The task:
In the records below, find each line with the word "下列调查中" and copy it.

Stored data entries:
* BEGIN *

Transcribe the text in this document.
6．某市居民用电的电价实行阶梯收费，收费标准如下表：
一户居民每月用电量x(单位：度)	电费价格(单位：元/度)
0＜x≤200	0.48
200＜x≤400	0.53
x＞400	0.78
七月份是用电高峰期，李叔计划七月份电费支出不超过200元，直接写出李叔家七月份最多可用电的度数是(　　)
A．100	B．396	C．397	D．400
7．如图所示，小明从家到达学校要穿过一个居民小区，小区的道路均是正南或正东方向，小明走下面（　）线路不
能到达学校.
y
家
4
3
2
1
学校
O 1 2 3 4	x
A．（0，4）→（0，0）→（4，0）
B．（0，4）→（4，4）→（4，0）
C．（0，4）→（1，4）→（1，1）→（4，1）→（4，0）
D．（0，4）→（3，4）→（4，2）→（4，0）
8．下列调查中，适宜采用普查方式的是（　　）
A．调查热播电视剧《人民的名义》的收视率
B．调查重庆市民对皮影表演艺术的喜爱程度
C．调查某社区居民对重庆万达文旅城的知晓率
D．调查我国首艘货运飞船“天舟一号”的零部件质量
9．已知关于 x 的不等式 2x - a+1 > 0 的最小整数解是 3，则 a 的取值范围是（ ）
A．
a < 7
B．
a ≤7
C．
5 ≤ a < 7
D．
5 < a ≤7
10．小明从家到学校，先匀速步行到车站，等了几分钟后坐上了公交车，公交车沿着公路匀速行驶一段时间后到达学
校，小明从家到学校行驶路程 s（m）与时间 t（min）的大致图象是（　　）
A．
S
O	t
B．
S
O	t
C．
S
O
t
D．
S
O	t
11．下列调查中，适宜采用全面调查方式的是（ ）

* END *

Answer to the exercise:
8．下列调查中，适宜采用普查方式的是（　　）
11．下列调查中，适宜采用全面调查方式的是（ ）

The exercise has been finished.